■ **TASK**: Count the lines in the records below that contain the string "autoclave", treating uppercase and lowercase as different. Reply with the number alone.

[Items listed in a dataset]
** start **
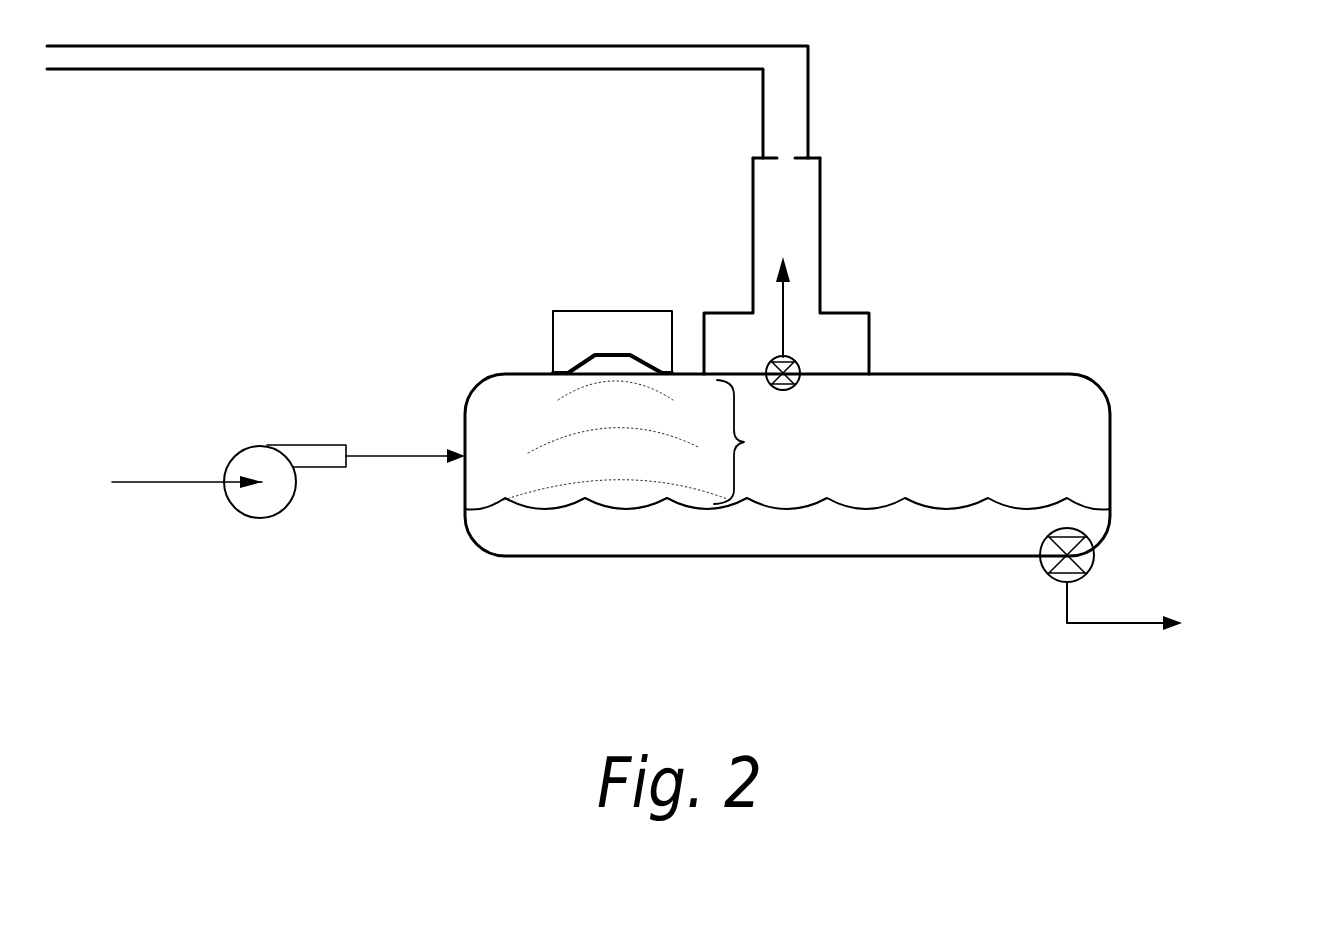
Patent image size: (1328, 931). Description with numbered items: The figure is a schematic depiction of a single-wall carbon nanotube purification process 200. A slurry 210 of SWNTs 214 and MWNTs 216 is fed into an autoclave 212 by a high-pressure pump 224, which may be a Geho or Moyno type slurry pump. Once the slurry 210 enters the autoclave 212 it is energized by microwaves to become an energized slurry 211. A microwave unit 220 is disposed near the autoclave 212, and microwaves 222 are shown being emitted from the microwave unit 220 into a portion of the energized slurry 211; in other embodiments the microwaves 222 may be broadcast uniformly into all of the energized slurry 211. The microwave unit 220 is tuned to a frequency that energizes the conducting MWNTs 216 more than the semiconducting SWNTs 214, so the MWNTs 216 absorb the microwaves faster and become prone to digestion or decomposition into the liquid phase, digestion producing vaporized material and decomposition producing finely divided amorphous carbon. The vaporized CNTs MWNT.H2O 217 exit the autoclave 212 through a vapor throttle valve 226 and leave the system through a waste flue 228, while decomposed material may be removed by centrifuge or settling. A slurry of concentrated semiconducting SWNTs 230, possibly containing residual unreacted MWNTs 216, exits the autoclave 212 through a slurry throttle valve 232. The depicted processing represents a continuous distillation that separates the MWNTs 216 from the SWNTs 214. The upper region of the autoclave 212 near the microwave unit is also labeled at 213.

The single-wall carbon nanotube purification process 200 is at (827, 88).
The slurry 210 is at (162, 482).
The energized slurry 211 is at (473, 537).
The autoclave 212 is at (463, 412).
The upper vapor region of tank 213 is at (498, 399).
The SWNTs 214 is at (760, 540).
The MWNTs 216 is at (543, 535).
The vaporized CNTs MWNT.H2O 217 is at (1073, 437).
The microwave unit 220 is at (583, 313).
The microwaves 222 is at (647, 442).
The high-pressure pump 224 is at (265, 447).
The vapor throttle valve 226 is at (797, 363).
The waste flue 228 is at (808, 114).
The slurry of concentrated semiconducting SWNTs 230 is at (1117, 624).
The slurry throttle valve 232 is at (1092, 557).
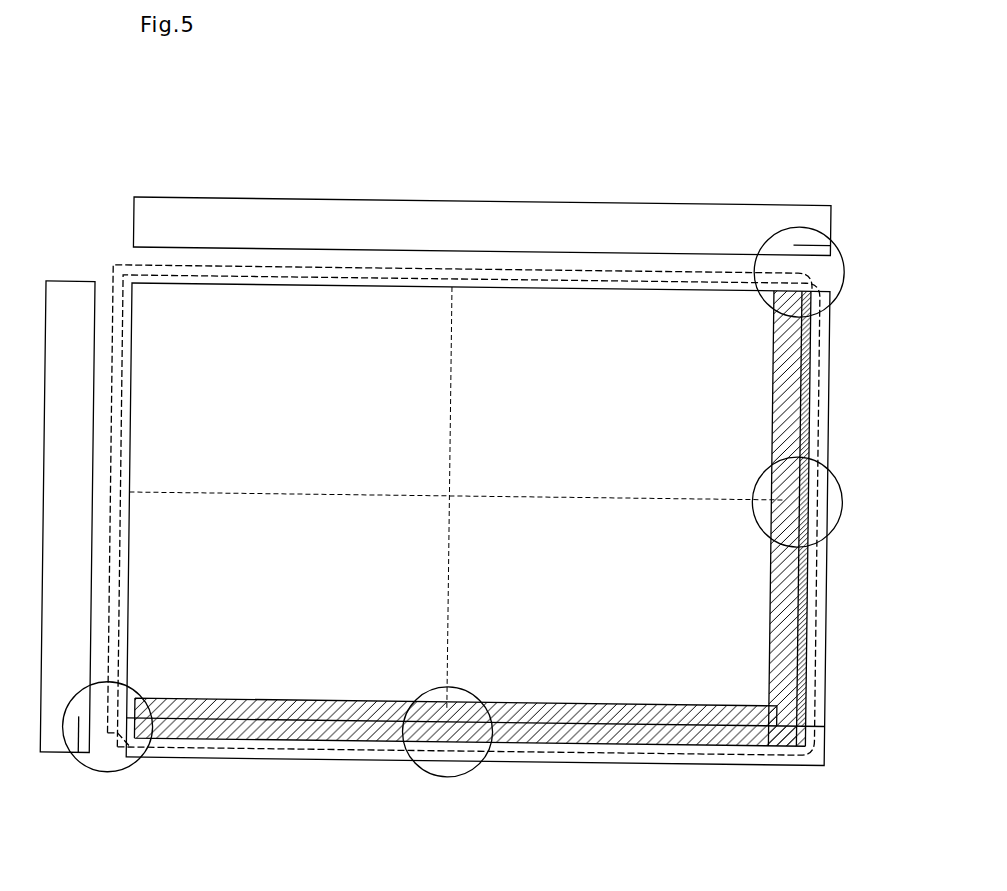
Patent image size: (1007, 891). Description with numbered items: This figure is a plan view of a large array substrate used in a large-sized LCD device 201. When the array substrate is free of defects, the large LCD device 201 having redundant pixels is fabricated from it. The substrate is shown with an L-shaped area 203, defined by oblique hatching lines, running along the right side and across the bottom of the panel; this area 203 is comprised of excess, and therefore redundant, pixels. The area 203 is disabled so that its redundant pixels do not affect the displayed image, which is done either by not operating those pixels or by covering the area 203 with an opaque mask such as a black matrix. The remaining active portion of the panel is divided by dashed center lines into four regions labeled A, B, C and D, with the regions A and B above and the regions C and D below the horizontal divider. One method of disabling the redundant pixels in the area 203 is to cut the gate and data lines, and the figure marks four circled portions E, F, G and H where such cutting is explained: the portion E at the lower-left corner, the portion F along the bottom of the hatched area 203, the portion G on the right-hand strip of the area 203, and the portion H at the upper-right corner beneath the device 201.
** end **
■ **THE SOLUTION**: 2